GIVEN TEXT
+ + + + + + +

# Anyone else make music playlists for their characters?



## Feralteddy (May 23, 2020)

I tend to make playlists for each of my characters once their personalities are well-enough defined.  When I used to play on Neopets.com, a lot of people did this and I discovered some of my favorite music TO THIS DAY that way.  I miss it a lot.

So please post em if ya got em!  A pic of your character and then the music you associate with them.

Here's mine for my sheep character, Annie:






For Annie - YouTube

Some of my favorites on it:


----------



## Ruki-the-Zorua (May 28, 2020)

I'll admit, my youtube playlists are filled with old OCs music.


----------



## redhusky (May 28, 2020)

What an interesting concept! I miss Neopets too. I had to cut the little time vampires out of my schedule. Doing the dailies was taking too long but I still have the account open though.


----------



## Rayd (May 28, 2020)

Spoiler: Rayd (Son)
























Spoiler: Rayd (Father)






















Last but not least, the obligatory fight theme.


----------



## treysi (Jun 25, 2020)

that's an interesting idea, so you get to know them better!


----------



## pascalthepommie (Oct 20, 2020)

I don't really make them for individual characters, although unofficially I do know the sort of music each character likes to listen to, but I make atmosphere playlists. 
-Writing for cozy and familiar
-Beginning of a story instrumentals
-Leather jackets and red lips
and
-Dance songs (or fun songs to murder to)
being among them. I play them depending on what I am writing or drawing.


----------



## Monosuki the Aurian (Dec 4, 2020)

+ + + + + + +

EXERCISE INPUT
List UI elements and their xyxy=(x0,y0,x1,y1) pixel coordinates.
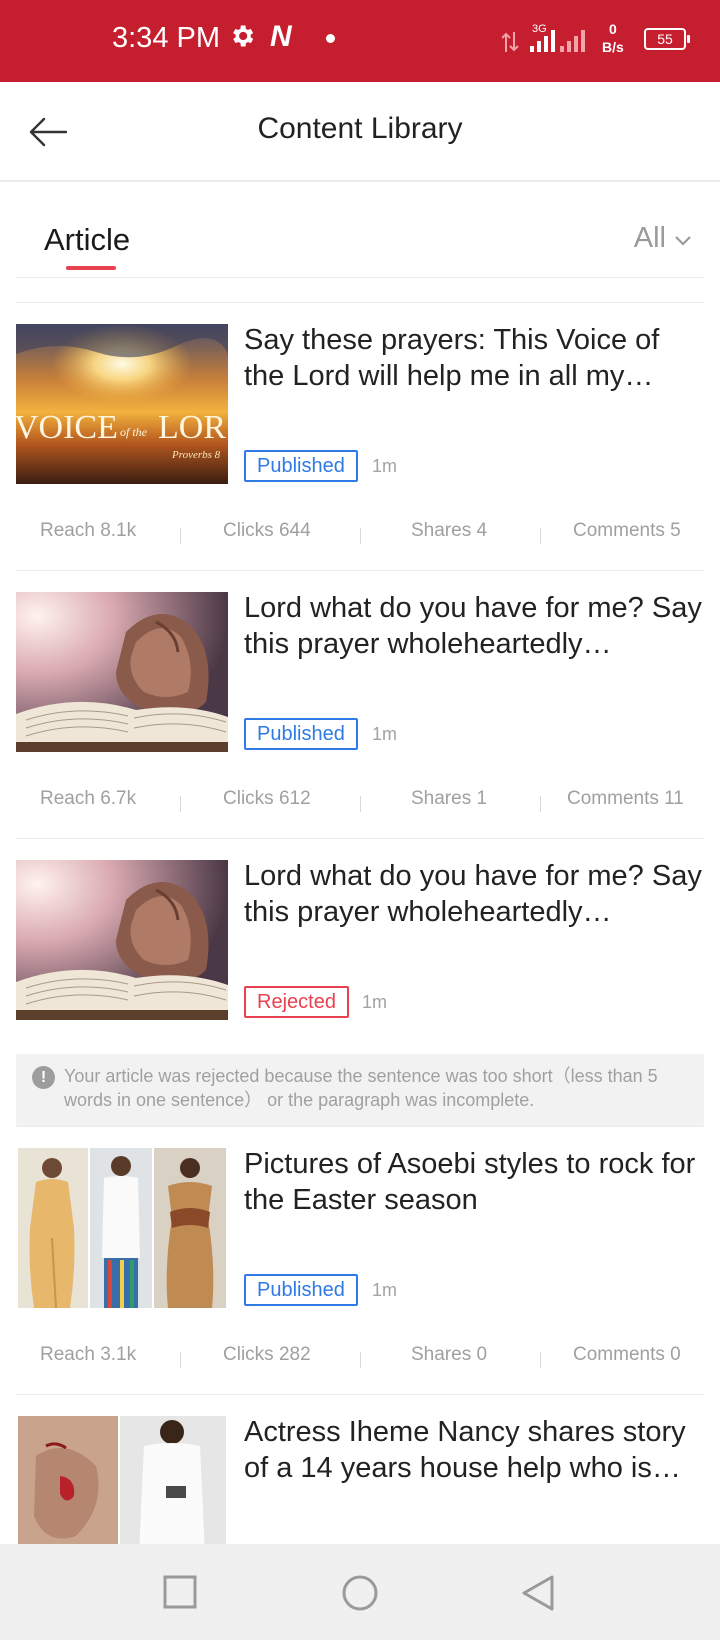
article-stats: Reach 8.1k Clicks 644 Shares 4 Comments … xyxy=(16,520,704,550)
divider xyxy=(540,1352,541,1368)
stat-comments: Comments 5 xyxy=(573,520,681,541)
gear-icon xyxy=(228,22,256,55)
article-thumbnail: VOICE of the LOR Proverbs 8 xyxy=(16,324,228,484)
rejection-message: Your article was rejected because the se… xyxy=(64,1066,658,1110)
article-thumbnail xyxy=(16,860,228,1020)
stat-clicks: Clicks 282 xyxy=(223,1344,311,1365)
svg-text:VOICE: VOICE xyxy=(16,409,118,446)
article-thumbnail xyxy=(16,1148,228,1308)
stat-clicks: Clicks 612 xyxy=(223,788,311,809)
stat-shares: Shares 4 xyxy=(411,520,488,541)
divider xyxy=(16,838,704,839)
stat-shares: Shares 0 xyxy=(411,1344,488,1365)
stat-shares: Shares 1 xyxy=(411,788,488,809)
divider xyxy=(16,1126,704,1127)
stat-clicks: Clicks 644 xyxy=(223,520,311,541)
article-headline: Pictures of Asoebi styles to rock for th… xyxy=(244,1148,696,1216)
svg-text:of the: of the xyxy=(120,425,148,439)
article-card[interactable]: VOICE of the LOR Proverbs 8 Say these pr… xyxy=(16,302,704,570)
status-badge: Published xyxy=(244,450,358,482)
article-headline: Lord what do you have for me? Say this p… xyxy=(244,592,702,660)
divider xyxy=(180,1352,181,1368)
article-stats: Reach 3.1k Clicks 282 Shares 0 Comments … xyxy=(16,1344,704,1374)
article-card[interactable]: Lord what do you have for me? Say this p… xyxy=(16,838,704,1136)
article-thumbnail xyxy=(16,592,228,752)
page-title: Content Library xyxy=(257,112,463,145)
divider xyxy=(540,796,541,812)
status-time: 3:34 PM xyxy=(112,22,220,54)
article-age: 1m xyxy=(362,992,388,1012)
chevron-down-icon xyxy=(674,222,692,255)
active-tab-indicator xyxy=(66,266,116,270)
status-bar: 3:34 PM N 3G 0 B/s 55 xyxy=(0,0,720,82)
status-badge: Rejected xyxy=(244,986,349,1018)
article-headline: Actress Iheme Nancy shares story of a 14… xyxy=(244,1416,686,1484)
divider xyxy=(360,796,361,812)
system-nav-bar xyxy=(0,1544,720,1640)
filter-label: All xyxy=(633,222,666,254)
stat-comments: Comments 11 xyxy=(567,788,684,809)
home-button[interactable] xyxy=(341,1574,379,1617)
article-age: 1m xyxy=(372,1280,398,1300)
back-button[interactable] xyxy=(520,1574,556,1617)
article-card[interactable]: Actress Iheme Nancy shares story of a 14… xyxy=(16,1394,704,1544)
article-age: 1m xyxy=(372,724,398,744)
divider xyxy=(16,1394,704,1395)
filter-dropdown[interactable]: All xyxy=(634,222,692,255)
news-app-logo-icon: N xyxy=(270,20,292,53)
divider xyxy=(360,1352,361,1368)
divider xyxy=(16,302,704,303)
stat-reach: Reach 3.1k xyxy=(40,1344,137,1365)
recent-apps-button[interactable] xyxy=(162,1574,198,1615)
svg-text:Proverbs 8: Proverbs 8 xyxy=(171,449,221,461)
battery-icon: 55 xyxy=(644,28,690,50)
network-speed: 0 B/s xyxy=(602,21,624,55)
svg-text:3G: 3G xyxy=(532,23,547,35)
article-thumbnail xyxy=(16,1416,228,1544)
status-badge: Published xyxy=(244,718,358,750)
stat-reach: Reach 8.1k xyxy=(40,520,137,541)
notification-dot-icon xyxy=(326,34,335,43)
stat-comments: Comments 0 xyxy=(573,1344,681,1365)
divider xyxy=(540,528,541,544)
article-headline: Lord what do you have for me? Say this p… xyxy=(244,860,702,928)
divider xyxy=(16,570,704,571)
app-bar: Content Library xyxy=(0,82,720,182)
divider xyxy=(180,796,181,812)
divider xyxy=(360,528,361,544)
article-card[interactable]: Pictures of Asoebi styles to rock for th… xyxy=(16,1126,704,1394)
info-icon: ! xyxy=(32,1066,55,1089)
rejection-notice: ! Your article was rejected because the … xyxy=(16,1054,704,1126)
tab-article[interactable]: Article xyxy=(44,222,130,258)
article-headline: Say these prayers: This Voice of the Lor… xyxy=(244,324,660,392)
divider xyxy=(16,277,704,278)
divider xyxy=(180,528,181,544)
svg-text:LOR: LOR xyxy=(158,409,226,446)
article-card[interactable]: Lord what do you have for me? Say this p… xyxy=(16,570,704,838)
tab-row: Article All xyxy=(0,182,720,278)
status-badge: Published xyxy=(244,1274,358,1306)
article-age: 1m xyxy=(372,456,398,476)
stat-reach: Reach 6.7k xyxy=(40,788,137,809)
signal-icon: 3G xyxy=(501,22,598,61)
article-stats: Reach 6.7k Clicks 612 Shares 1 Comments … xyxy=(16,788,704,818)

+ + + + + + +

ACTIONS TO TAKE
1. In the rows, replace "divider" with "separator" in everything from the line containing "article-stats: Reach 8.1k" down to the line containing "article-thumbnail: VOICE of", and give back only those lines with nothing else altered.
2. Extend the forum thread about making music playlists for characters, picking up right after its final line.

ANSWER LIST
1.
article-stats: Reach 8.1k Clicks 644 Shares 4 Comments … xyxy=(16,520,704,550)
separator xyxy=(540,1352,541,1368)
stat-comments: Comments 5 xyxy=(573,520,681,541)
gear-icon xyxy=(228,22,256,55)
article-thumbnail: VOICE of the LOR Proverbs 8 xyxy=(16,324,228,484)

2.
Sometimes, I make playlists for them. But I'd much rather take advantage of this keyboard and make a song for them. I did so with one of these characters I made, but titled the song _Dystopia's Embrace._


----------



## soulbox (Dec 4, 2020)

Some of my characters have music in their toyhouse profiles. Here's dani: https://toyhou.se/7619579.dani


----------



## Kit H. Ruppell (Dec 4, 2020)

I thought of it, but never got around to doing it.


----------



## linkmaster647 (Jul 29, 2022)

I'm actually about to, planning to make my 2 main sonas, Crooks (the one as my profile pic) and his rival, Synther, a protogen....

into UTAU

(for thoses that don't know basically creating a bank of sounds that when put together, can sort of simulate singing)

and well for a few examples of songs that I've planned to cover...

Crooks                     
-Weekender [Croc]            
-Salamander                 
-Hibikase   
-Catch the Wave  
-Happy Synthetizer

 Synther
-Chimera
-Tokyo Teddy Bear
-Systematic Love
-KING
-Denparadigm

(and as bonus...)
Duo
-Roki
-Two-Sided Lovers
-Double ganger
-Remote Control
-World's End Dancehall


----------



## Vermilion (Aug 12, 2022)

I make playlists for both furry and human OC''s. It's so easy on Spotify.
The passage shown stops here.